DATA LISTING »

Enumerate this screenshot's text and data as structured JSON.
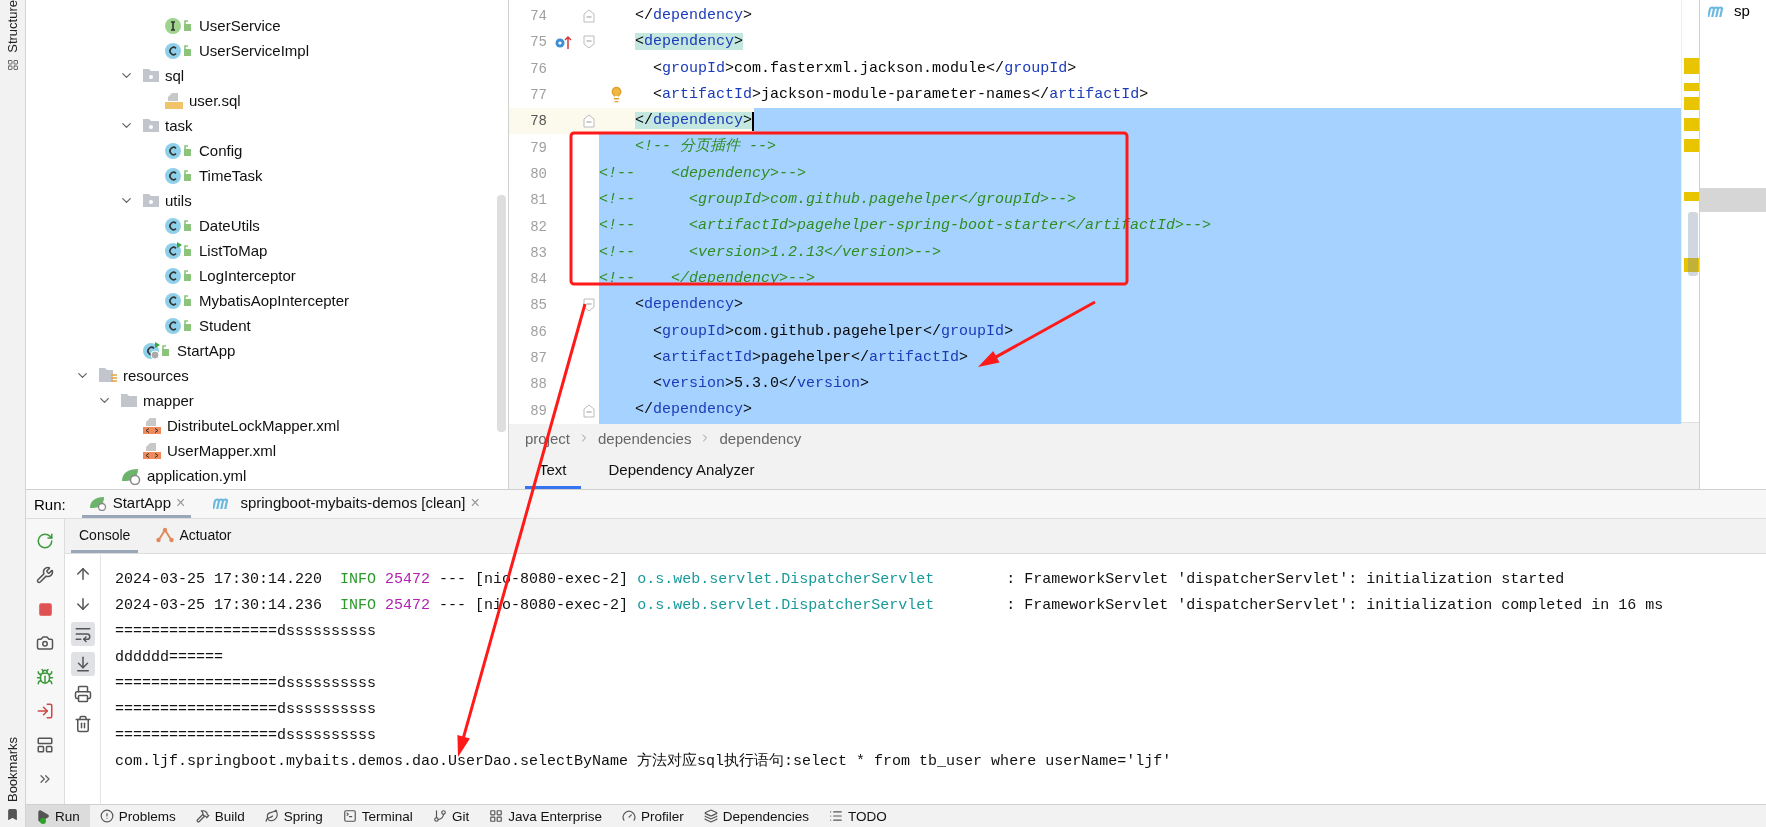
{
  "side_strip": {
    "top_label": "Structure",
    "bottom_label": "Bookmarks"
  },
  "project_tree": {
    "items": [
      {
        "children": [
          {
            "children": [
              {
                "children": [
                  {
                    "label": "UserService",
                    "kind": "interface"
                  },
                  {
                    "label": "UserServiceImpl",
                    "kind": "class"
                  }
                ]
              },
              {
                "label": "sql",
                "kind": "folder",
                "expanded": true,
                "children": [
                  {
                    "label": "user.sql",
                    "kind": "sql"
                  }
                ]
              },
              {
                "label": "task",
                "kind": "folder",
                "expanded": true,
                "children": [
                  {
                    "label": "Config",
                    "kind": "class"
                  },
                  {
                    "label": "TimeTask",
                    "kind": "class"
                  }
                ]
              },
              {
                "label": "utils",
                "kind": "folder",
                "expanded": true,
                "children": [
                  {
                    "label": "DateUtils",
                    "kind": "class"
                  },
                  {
                    "label": "ListToMap",
                    "kind": "runnable"
                  },
                  {
                    "label": "LogInterceptor",
                    "kind": "class"
                  },
                  {
                    "label": "MybatisAopIntercepter",
                    "kind": "class"
                  },
                  {
                    "label": "Student",
                    "kind": "class"
                  }
                ]
              },
              {
                "label": "StartApp",
                "kind": "app"
              }
            ]
          }
        ]
      },
      {
        "label": "resources",
        "kind": "resources",
        "expanded": true,
        "children": [
          {
            "label": "mapper",
            "kind": "directory",
            "expanded": true,
            "children": [
              {
                "label": "DistributeLockMapper.xml",
                "kind": "xml"
              },
              {
                "label": "UserMapper.xml",
                "kind": "xml"
              }
            ]
          },
          {
            "label": "application.yml",
            "kind": "yml"
          }
        ]
      }
    ]
  },
  "editor": {
    "lines": [
      {
        "number": "74",
        "text": "    </dependency>",
        "kind": "code",
        "fold_close": true,
        "selected": false
      },
      {
        "number": "75",
        "text": "    <dependency>",
        "kind": "code",
        "fold_open": true,
        "override": true,
        "matched": true,
        "selected": false
      },
      {
        "number": "76",
        "text": "      <groupId>com.fasterxml.jackson.module</groupId>",
        "kind": "code",
        "selected": false
      },
      {
        "number": "77",
        "text": "      <artifactId>jackson-module-parameter-names</artifactId>",
        "kind": "code",
        "bulb": true,
        "selected": false
      },
      {
        "number": "78",
        "text": "    </dependency>",
        "kind": "code",
        "fold_close": true,
        "matched": true,
        "current": true,
        "selected": true
      },
      {
        "number": "79",
        "text": "    <!-- 分页插件 -->",
        "kind": "comment",
        "selected": true
      },
      {
        "number": "80",
        "text": "<!--    <dependency>-->",
        "kind": "comment",
        "selected": true
      },
      {
        "number": "81",
        "text": "<!--      <groupId>com.github.pagehelper</groupId>-->",
        "kind": "comment",
        "selected": true
      },
      {
        "number": "82",
        "text": "<!--      <artifactId>pagehelper-spring-boot-starter</artifactId>-->",
        "kind": "comment",
        "selected": true
      },
      {
        "number": "83",
        "text": "<!--      <version>1.2.13</version>-->",
        "kind": "comment",
        "selected": true
      },
      {
        "number": "84",
        "text": "<!--    </dependency>-->",
        "kind": "comment",
        "selected": true
      },
      {
        "number": "85",
        "text": "    <dependency>",
        "kind": "code",
        "fold_open": true,
        "selected": true
      },
      {
        "number": "86",
        "text": "      <groupId>com.github.pagehelper</groupId>",
        "kind": "code",
        "selected": true
      },
      {
        "number": "87",
        "text": "      <artifactId>pagehelper</artifactId>",
        "kind": "code",
        "selected": true
      },
      {
        "number": "88",
        "text": "      <version>5.3.0</version>",
        "kind": "code",
        "selected": true
      },
      {
        "number": "89",
        "text": "    </dependency>",
        "kind": "code",
        "fold_close": true,
        "selected": true
      }
    ],
    "breadcrumbs": [
      "project",
      "dependencies",
      "dependency"
    ],
    "tabs": [
      {
        "label": "Text",
        "selected": true
      },
      {
        "label": "Dependency Analyzer",
        "selected": false
      }
    ]
  },
  "right_panel": {
    "title": "sp"
  },
  "run_panel": {
    "label": "Run:",
    "tabs": [
      {
        "label": "StartApp",
        "kind": "spring",
        "close": "×",
        "selected": true
      },
      {
        "label": "springboot-mybaits-demos [clean]",
        "kind": "maven",
        "close": "×",
        "selected": false
      }
    ],
    "toolbar": [
      {
        "kind": "rerun"
      },
      {
        "kind": "wrench"
      },
      {
        "kind": "stop"
      },
      {
        "kind": "camera"
      },
      {
        "kind": "debug"
      },
      {
        "kind": "exit"
      },
      {
        "kind": "layout"
      },
      {
        "kind": "more"
      }
    ],
    "console_tabs": [
      {
        "label": "Console",
        "kind": "plain",
        "selected": true
      },
      {
        "label": "Actuator",
        "kind": "actuator",
        "selected": false
      }
    ],
    "console_toolbar": [
      {
        "kind": "up",
        "on": false
      },
      {
        "kind": "down",
        "on": false
      },
      {
        "kind": "wrap",
        "on": true
      },
      {
        "kind": "scroll",
        "on": true
      },
      {
        "kind": "print",
        "on": false
      },
      {
        "kind": "trash",
        "on": false
      }
    ],
    "lines": [
      {
        "segments": [
          {
            "kind": "text",
            "text": "2024-03-25 17:30:14.220  "
          },
          {
            "kind": "level",
            "text": "INFO"
          },
          {
            "kind": "pid",
            "text": " 25472"
          },
          {
            "kind": "text",
            "text": " --- [nio-8080-exec-2] "
          },
          {
            "kind": "logger",
            "text": "o.s.web.servlet.DispatcherServlet"
          },
          {
            "kind": "text",
            "text": "        : FrameworkServlet 'dispatcherServlet': initialization started"
          }
        ]
      },
      {
        "segments": [
          {
            "kind": "text",
            "text": "2024-03-25 17:30:14.236  "
          },
          {
            "kind": "level",
            "text": "INFO"
          },
          {
            "kind": "pid",
            "text": " 25472"
          },
          {
            "kind": "text",
            "text": " --- [nio-8080-exec-2] "
          },
          {
            "kind": "logger",
            "text": "o.s.web.servlet.DispatcherServlet"
          },
          {
            "kind": "text",
            "text": "        : FrameworkServlet 'dispatcherServlet': initialization completed in 16 ms"
          }
        ]
      },
      {
        "segments": [
          {
            "kind": "text",
            "text": "==================dssssssssss"
          }
        ]
      },
      {
        "segments": [
          {
            "kind": "text",
            "text": "dddddd======"
          }
        ]
      },
      {
        "segments": [
          {
            "kind": "text",
            "text": "==================dssssssssss"
          }
        ]
      },
      {
        "segments": [
          {
            "kind": "text",
            "text": "==================dssssssssss"
          }
        ]
      },
      {
        "segments": [
          {
            "kind": "text",
            "text": "==================dssssssssss"
          }
        ]
      },
      {
        "segments": [
          {
            "kind": "text",
            "text": "com.ljf.springboot.mybaits.demos.dao.UserDao.selectByName 方法对应sql执行语句:select * from tb_user where userName='ljf'"
          }
        ]
      }
    ]
  },
  "tool_window_bar": [
    {
      "label": "Run",
      "kind": "run",
      "selected": true
    },
    {
      "label": "Problems",
      "kind": "problems",
      "selected": false
    },
    {
      "label": "Build",
      "kind": "build",
      "selected": false
    },
    {
      "label": "Spring",
      "kind": "spring",
      "selected": false
    },
    {
      "label": "Terminal",
      "kind": "terminal",
      "selected": false
    },
    {
      "label": "Git",
      "kind": "git",
      "selected": false
    },
    {
      "label": "Java Enterprise",
      "kind": "enterprise",
      "selected": false
    },
    {
      "label": "Profiler",
      "kind": "profiler",
      "selected": false
    },
    {
      "label": "Dependencies",
      "kind": "dependencies",
      "selected": false
    },
    {
      "label": "TODO",
      "kind": "todo",
      "selected": false
    }
  ],
  "annotations": [
    {
      "kind": "box"
    },
    {
      "kind": "arrow"
    },
    {
      "kind": "arrow"
    }
  ]
}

TASK DESCRIPTION » Copy each line containing the word "mybaits" from the data.

SOLVED PROBLEM »
        "label": "springboot-mybaits-demos [clean]",
            "text": "com.ljf.springboot.mybaits.demos.dao.UserDao.selectByName 方法对应sql执行语句:select * from tb_user where userName='ljf'"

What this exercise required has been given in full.